§ Task description: Return each line holding the string "Dataset".

#### Input ####

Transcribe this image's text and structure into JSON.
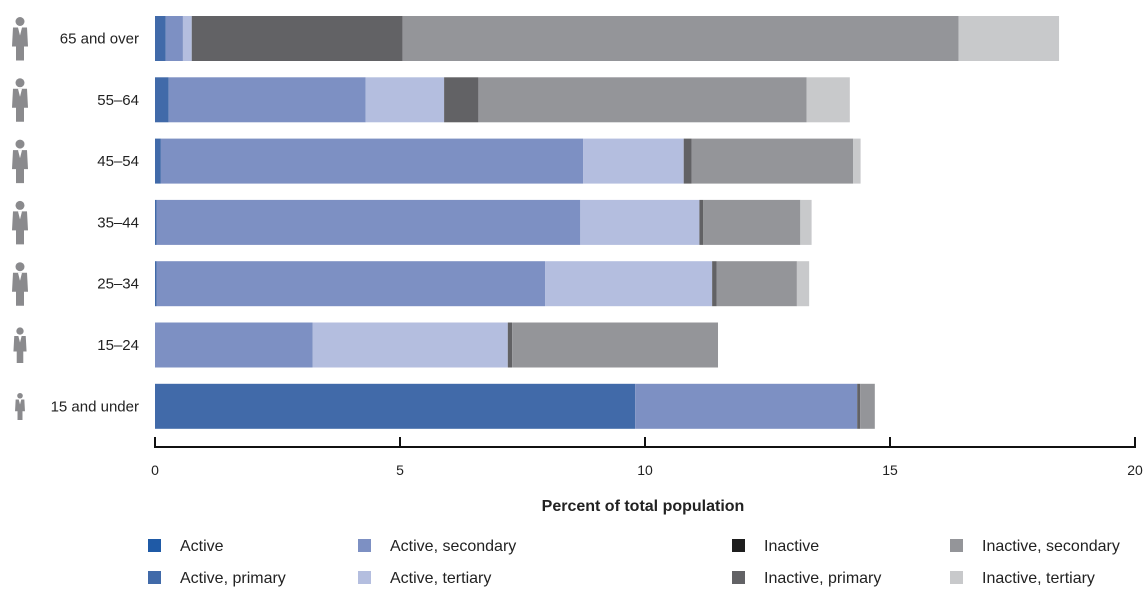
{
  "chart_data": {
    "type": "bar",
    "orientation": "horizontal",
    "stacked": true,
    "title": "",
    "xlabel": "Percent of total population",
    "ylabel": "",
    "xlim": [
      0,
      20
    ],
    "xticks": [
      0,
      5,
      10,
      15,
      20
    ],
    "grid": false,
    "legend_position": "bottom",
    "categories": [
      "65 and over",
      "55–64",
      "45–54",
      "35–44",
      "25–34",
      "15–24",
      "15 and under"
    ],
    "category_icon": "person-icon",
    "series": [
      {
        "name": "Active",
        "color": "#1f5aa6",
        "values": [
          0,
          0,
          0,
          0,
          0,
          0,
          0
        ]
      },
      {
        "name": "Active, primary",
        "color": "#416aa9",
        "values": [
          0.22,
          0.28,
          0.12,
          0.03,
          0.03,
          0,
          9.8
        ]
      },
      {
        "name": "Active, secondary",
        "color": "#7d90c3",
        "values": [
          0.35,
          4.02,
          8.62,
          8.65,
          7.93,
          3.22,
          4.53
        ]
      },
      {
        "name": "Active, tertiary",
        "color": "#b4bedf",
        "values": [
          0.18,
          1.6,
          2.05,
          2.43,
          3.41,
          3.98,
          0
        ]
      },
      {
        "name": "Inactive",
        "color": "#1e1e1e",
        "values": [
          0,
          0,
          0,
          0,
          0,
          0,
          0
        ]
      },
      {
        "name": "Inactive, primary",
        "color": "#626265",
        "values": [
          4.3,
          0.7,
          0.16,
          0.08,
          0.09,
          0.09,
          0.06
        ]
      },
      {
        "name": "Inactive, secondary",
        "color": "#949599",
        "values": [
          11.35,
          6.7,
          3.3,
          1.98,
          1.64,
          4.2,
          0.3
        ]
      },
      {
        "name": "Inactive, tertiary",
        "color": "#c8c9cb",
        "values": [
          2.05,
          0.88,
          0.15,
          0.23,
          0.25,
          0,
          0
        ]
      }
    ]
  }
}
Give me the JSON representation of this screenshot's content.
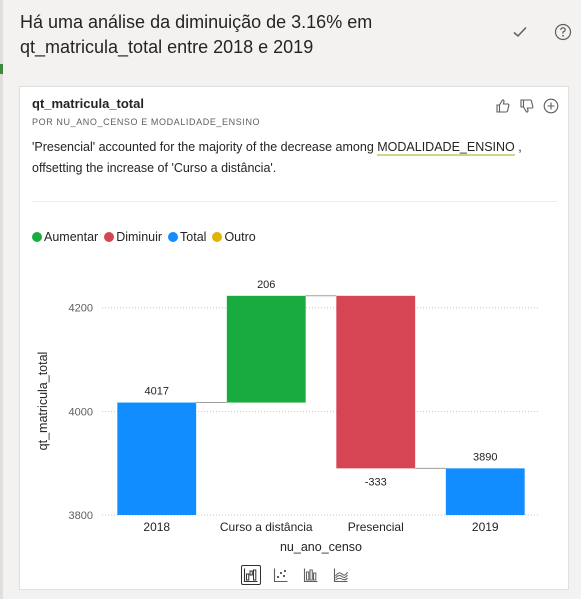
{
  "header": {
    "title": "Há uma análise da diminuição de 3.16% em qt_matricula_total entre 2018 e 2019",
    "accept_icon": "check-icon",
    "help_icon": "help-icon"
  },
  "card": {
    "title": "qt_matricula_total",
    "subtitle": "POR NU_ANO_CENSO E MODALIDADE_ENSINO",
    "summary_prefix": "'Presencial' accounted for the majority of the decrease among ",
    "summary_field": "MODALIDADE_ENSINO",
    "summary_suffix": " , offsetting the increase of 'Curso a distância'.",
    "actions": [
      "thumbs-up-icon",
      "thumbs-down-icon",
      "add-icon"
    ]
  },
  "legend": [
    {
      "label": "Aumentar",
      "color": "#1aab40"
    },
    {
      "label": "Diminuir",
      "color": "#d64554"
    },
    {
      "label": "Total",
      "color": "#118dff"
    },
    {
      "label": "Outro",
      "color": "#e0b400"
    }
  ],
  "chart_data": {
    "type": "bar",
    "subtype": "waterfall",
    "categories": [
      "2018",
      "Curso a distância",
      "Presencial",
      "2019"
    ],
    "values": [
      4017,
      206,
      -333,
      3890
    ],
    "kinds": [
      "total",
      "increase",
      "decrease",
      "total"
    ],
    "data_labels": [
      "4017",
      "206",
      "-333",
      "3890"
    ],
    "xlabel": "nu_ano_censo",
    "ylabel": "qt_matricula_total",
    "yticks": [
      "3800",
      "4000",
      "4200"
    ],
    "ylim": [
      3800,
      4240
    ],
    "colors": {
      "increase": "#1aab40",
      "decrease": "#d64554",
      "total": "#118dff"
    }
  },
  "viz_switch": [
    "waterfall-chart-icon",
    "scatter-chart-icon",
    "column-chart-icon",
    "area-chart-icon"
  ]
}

####
#### Input ####

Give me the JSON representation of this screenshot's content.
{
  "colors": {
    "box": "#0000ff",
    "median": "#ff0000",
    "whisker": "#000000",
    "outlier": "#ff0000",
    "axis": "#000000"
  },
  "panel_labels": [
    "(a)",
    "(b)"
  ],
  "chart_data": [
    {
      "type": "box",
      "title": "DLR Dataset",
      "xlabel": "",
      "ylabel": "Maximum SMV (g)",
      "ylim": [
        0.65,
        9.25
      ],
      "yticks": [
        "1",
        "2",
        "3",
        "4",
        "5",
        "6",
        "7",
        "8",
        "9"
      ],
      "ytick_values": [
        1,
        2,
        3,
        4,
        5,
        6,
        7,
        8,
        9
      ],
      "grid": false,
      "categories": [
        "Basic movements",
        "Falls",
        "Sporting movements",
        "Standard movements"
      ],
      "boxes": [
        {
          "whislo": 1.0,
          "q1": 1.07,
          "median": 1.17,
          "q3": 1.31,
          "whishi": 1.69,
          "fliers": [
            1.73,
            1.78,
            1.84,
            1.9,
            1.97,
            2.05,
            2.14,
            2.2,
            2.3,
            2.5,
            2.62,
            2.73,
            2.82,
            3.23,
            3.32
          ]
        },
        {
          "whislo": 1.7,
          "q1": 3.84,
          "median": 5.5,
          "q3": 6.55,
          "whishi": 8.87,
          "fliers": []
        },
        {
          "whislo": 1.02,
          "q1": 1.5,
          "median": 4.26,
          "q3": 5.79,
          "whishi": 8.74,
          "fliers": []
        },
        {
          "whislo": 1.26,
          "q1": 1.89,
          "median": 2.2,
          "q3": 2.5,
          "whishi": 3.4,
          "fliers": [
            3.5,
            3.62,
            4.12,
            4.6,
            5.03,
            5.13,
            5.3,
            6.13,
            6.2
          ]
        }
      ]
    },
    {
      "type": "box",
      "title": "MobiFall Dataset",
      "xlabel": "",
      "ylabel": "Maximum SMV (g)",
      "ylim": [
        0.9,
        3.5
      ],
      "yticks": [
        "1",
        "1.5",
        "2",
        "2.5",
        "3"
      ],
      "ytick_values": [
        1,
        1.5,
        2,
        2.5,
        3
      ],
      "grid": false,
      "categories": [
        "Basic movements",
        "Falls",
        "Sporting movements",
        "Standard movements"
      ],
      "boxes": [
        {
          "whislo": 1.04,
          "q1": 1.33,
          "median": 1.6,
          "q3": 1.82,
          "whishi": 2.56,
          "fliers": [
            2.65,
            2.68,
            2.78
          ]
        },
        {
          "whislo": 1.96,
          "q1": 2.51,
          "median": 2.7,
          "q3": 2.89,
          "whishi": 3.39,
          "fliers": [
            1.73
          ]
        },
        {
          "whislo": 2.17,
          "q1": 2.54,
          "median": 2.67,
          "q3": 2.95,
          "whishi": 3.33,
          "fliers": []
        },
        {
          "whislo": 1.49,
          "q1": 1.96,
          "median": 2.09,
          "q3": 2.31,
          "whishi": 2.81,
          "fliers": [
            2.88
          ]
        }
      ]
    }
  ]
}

####

§ Answer to the problem:
      "title": "DLR Dataset",
      "title": "MobiFall Dataset",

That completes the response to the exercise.